**RECORD EXCERPTS**:
........

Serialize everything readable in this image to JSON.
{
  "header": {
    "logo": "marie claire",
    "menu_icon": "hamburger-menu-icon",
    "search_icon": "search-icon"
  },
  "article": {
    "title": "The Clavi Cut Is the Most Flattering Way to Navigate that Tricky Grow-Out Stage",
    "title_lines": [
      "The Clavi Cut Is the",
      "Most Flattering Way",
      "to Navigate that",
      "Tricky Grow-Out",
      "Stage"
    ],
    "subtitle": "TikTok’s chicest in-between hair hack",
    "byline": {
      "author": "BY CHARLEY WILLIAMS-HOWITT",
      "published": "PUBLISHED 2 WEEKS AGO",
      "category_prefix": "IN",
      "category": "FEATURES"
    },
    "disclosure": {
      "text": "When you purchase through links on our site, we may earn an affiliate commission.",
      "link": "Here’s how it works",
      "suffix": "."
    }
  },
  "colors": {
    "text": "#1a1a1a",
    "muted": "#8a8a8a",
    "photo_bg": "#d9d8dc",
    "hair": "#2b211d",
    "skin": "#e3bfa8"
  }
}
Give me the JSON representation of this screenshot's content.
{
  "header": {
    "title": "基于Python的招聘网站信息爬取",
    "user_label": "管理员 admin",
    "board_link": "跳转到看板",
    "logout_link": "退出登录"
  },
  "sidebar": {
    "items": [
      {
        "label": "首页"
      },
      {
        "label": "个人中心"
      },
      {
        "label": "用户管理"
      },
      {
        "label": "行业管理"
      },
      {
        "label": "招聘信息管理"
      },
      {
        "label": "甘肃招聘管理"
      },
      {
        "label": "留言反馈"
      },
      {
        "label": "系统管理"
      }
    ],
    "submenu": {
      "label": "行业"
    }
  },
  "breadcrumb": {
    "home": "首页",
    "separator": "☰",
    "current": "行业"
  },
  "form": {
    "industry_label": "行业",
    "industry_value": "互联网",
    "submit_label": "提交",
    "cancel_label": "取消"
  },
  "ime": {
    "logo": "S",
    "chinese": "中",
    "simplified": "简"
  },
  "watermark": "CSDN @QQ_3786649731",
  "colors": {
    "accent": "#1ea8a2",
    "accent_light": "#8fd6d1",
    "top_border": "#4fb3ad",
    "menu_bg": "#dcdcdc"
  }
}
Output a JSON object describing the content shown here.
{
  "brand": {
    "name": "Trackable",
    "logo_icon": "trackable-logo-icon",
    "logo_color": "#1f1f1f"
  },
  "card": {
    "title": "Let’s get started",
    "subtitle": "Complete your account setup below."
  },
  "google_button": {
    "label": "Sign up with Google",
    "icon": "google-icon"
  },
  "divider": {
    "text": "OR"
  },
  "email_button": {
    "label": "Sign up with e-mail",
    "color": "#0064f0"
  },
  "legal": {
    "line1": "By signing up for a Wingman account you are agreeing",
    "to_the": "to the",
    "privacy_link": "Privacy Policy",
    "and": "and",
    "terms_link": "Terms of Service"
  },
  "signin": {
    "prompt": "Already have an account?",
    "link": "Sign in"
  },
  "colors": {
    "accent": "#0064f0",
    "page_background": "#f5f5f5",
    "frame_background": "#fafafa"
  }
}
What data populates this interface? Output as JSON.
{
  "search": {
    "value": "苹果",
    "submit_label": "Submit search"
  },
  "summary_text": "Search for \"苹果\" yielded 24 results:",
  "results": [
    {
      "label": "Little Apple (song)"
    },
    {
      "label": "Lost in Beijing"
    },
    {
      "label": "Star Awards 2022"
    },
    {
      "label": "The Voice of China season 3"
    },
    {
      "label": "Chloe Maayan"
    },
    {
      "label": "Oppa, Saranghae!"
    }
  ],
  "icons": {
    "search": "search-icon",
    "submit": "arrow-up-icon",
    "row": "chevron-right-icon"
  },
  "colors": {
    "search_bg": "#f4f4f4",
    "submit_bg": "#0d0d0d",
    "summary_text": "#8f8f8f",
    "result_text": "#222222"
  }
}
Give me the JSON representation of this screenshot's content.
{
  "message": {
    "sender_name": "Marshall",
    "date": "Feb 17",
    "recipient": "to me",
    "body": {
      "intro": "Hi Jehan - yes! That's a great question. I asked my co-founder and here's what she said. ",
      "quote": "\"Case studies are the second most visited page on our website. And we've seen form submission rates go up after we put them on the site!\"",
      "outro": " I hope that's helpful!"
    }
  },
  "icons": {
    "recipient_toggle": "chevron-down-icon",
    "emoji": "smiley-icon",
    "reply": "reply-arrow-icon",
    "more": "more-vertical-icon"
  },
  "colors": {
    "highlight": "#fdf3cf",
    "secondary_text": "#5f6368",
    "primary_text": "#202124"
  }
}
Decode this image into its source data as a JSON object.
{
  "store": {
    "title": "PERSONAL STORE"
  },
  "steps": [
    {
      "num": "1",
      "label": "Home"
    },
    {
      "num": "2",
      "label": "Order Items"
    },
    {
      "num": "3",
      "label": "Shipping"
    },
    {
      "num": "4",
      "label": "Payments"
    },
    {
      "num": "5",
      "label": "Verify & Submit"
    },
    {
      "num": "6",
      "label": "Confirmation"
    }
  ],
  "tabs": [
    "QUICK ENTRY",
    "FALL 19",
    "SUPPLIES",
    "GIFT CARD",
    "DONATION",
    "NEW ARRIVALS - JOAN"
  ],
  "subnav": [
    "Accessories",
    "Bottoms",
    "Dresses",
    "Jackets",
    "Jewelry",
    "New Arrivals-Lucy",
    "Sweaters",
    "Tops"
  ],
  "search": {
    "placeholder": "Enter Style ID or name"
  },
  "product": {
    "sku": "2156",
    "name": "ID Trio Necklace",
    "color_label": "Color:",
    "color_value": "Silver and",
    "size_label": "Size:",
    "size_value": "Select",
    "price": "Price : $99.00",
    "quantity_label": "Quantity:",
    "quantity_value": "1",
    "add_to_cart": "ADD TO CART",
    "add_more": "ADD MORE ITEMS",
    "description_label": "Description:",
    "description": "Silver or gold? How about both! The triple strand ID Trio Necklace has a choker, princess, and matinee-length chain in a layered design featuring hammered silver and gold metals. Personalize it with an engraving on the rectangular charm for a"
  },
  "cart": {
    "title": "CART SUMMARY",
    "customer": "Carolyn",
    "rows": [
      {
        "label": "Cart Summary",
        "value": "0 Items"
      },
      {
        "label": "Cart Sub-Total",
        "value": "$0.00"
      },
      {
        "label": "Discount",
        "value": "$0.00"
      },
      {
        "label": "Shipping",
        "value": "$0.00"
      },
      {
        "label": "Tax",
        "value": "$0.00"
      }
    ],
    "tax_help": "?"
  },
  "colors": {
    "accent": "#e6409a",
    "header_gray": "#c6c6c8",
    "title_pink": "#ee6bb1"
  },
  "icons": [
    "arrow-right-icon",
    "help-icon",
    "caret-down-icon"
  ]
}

........

**WHAT THE TASK REQUIRES**: Copy every line in the entries above that has the string "Trio" in it.

**REPLY**:
    "name": "ID Trio Necklace",
    "description": "Silver or gold? How about both! The triple strand ID Trio Necklace has a choker, princess, and matinee-length chain in a layered design featuring hammered silver and gold metals. Personalize it with an engraving on the rectangular charm for a"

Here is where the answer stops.